Figure data in JSON:
※

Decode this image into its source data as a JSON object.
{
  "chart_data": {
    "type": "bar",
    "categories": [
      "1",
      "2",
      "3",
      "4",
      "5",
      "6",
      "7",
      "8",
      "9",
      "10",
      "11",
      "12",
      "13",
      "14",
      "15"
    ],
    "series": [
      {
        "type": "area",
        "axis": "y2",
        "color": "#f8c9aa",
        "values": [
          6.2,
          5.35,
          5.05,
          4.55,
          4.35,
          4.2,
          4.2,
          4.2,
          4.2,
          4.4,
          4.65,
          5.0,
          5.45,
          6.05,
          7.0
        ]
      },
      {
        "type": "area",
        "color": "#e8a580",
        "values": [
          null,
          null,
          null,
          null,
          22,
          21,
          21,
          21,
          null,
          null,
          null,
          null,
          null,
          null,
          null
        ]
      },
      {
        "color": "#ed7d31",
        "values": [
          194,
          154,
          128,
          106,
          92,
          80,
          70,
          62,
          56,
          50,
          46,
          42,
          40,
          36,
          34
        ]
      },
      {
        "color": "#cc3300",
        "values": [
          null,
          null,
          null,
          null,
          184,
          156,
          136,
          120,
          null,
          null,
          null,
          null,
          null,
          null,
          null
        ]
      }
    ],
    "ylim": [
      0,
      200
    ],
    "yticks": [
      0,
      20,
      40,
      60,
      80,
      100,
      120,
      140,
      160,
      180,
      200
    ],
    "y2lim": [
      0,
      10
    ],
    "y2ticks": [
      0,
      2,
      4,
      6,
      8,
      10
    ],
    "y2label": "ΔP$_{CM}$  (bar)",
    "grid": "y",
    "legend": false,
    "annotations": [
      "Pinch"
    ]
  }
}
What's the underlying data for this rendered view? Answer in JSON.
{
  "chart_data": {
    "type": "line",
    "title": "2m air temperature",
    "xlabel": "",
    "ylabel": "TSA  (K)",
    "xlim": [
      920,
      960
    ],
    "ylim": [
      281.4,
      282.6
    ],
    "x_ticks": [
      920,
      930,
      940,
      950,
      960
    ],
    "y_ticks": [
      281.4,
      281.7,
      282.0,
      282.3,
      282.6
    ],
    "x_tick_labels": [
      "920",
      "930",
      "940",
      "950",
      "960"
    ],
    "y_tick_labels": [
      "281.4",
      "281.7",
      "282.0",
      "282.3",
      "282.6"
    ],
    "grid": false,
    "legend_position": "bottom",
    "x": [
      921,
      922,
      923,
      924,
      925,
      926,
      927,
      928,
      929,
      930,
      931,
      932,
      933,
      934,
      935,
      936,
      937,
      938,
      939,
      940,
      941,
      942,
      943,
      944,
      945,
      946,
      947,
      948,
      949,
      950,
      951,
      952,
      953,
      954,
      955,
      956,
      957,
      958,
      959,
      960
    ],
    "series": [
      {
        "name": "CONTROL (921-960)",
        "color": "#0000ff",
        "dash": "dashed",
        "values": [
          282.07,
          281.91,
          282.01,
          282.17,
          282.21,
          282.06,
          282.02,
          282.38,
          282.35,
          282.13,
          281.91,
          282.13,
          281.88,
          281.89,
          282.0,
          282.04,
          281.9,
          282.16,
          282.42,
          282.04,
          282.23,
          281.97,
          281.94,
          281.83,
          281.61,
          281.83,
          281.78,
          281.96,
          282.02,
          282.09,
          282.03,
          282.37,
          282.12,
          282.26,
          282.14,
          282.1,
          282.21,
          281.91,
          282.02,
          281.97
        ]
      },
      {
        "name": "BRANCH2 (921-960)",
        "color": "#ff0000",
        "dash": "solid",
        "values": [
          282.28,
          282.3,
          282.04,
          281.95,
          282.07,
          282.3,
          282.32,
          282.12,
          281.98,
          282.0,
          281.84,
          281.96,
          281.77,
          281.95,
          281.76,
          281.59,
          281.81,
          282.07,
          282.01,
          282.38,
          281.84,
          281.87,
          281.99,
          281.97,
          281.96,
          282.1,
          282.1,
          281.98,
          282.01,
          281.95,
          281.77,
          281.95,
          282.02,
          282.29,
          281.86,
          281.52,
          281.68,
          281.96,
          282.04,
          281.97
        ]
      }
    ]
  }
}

※

Type out the material again exactly as presented.

◆ **Final result**
Decode this image into its source data as a JSON object.
{
  "chart_data": {
    "type": "bar",
    "categories": [
      "1",
      "2",
      "3",
      "4",
      "5",
      "6",
      "7",
      "8",
      "9",
      "10",
      "11",
      "12",
      "13",
      "14",
      "15"
    ],
    "series": [
      {
        "type": "area",
        "axis": "y2",
        "color": "#f8c9aa",
        "values": [
          6.2,
          5.35,
          5.05,
          4.55,
          4.35,
          4.2,
          4.2,
          4.2,
          4.2,
          4.4,
          4.65,
          5.0,
          5.45,
          6.05,
          7.0
        ]
      },
      {
        "type": "area",
        "color": "#e8a580",
        "values": [
          null,
          null,
          null,
          null,
          22,
          21,
          21,
          21,
          null,
          null,
          null,
          null,
          null,
          null,
          null
        ]
      },
      {
        "color": "#ed7d31",
        "values": [
          194,
          154,
          128,
          106,
          92,
          80,
          70,
          62,
          56,
          50,
          46,
          42,
          40,
          36,
          34
        ]
      },
      {
        "color": "#cc3300",
        "values": [
          null,
          null,
          null,
          null,
          184,
          156,
          136,
          120,
          null,
          null,
          null,
          null,
          null,
          null,
          null
        ]
      }
    ],
    "ylim": [
      0,
      200
    ],
    "yticks": [
      0,
      20,
      40,
      60,
      80,
      100,
      120,
      140,
      160,
      180,
      200
    ],
    "y2lim": [
      0,
      10
    ],
    "y2ticks": [
      0,
      2,
      4,
      6,
      8,
      10
    ],
    "y2label": "ΔP$_{CM}$  (bar)",
    "grid": "y",
    "legend": false,
    "annotations": [
      "Pinch"
    ]
  }
}
What's the underlying data for this rendered view? Answer in JSON.
{
  "chart_data": {
    "type": "line",
    "title": "2m air temperature",
    "xlabel": "",
    "ylabel": "TSA  (K)",
    "xlim": [
      920,
      960
    ],
    "ylim": [
      281.4,
      282.6
    ],
    "x_ticks": [
      920,
      930,
      940,
      950,
      960
    ],
    "y_ticks": [
      281.4,
      281.7,
      282.0,
      282.3,
      282.6
    ],
    "x_tick_labels": [
      "920",
      "930",
      "940",
      "950",
      "960"
    ],
    "y_tick_labels": [
      "281.4",
      "281.7",
      "282.0",
      "282.3",
      "282.6"
    ],
    "grid": false,
    "legend_position": "bottom",
    "x": [
      921,
      922,
      923,
      924,
      925,
      926,
      927,
      928,
      929,
      930,
      931,
      932,
      933,
      934,
      935,
      936,
      937,
      938,
      939,
      940,
      941,
      942,
      943,
      944,
      945,
      946,
      947,
      948,
      949,
      950,
      951,
      952,
      953,
      954,
      955,
      956,
      957,
      958,
      959,
      960
    ],
    "series": [
      {
        "name": "CONTROL (921-960)",
        "color": "#0000ff",
        "dash": "dashed",
        "values": [
          282.07,
          281.91,
          282.01,
          282.17,
          282.21,
          282.06,
          282.02,
          282.38,
          282.35,
          282.13,
          281.91,
          282.13,
          281.88,
          281.89,
          282.0,
          282.04,
          281.9,
          282.16,
          282.42,
          282.04,
          282.23,
          281.97,
          281.94,
          281.83,
          281.61,
          281.83,
          281.78,
          281.96,
          282.02,
          282.09,
          282.03,
          282.37,
          282.12,
          282.26,
          282.14,
          282.1,
          282.21,
          281.91,
          282.02,
          281.97
        ]
      },
      {
        "name": "BRANCH2 (921-960)",
        "color": "#ff0000",
        "dash": "solid",
        "values": [
          282.28,
          282.3,
          282.04,
          281.95,
          282.07,
          282.3,
          282.32,
          282.12,
          281.98,
          282.0,
          281.84,
          281.96,
          281.77,
          281.95,
          281.76,
          281.59,
          281.81,
          282.07,
          282.01,
          282.38,
          281.84,
          281.87,
          281.99,
          281.97,
          281.96,
          282.1,
          282.1,
          281.98,
          282.01,
          281.95,
          281.77,
          281.95,
          282.02,
          282.29,
          281.86,
          281.52,
          281.68,
          281.96,
          282.04,
          281.97
        ]
      }
    ]
  }
}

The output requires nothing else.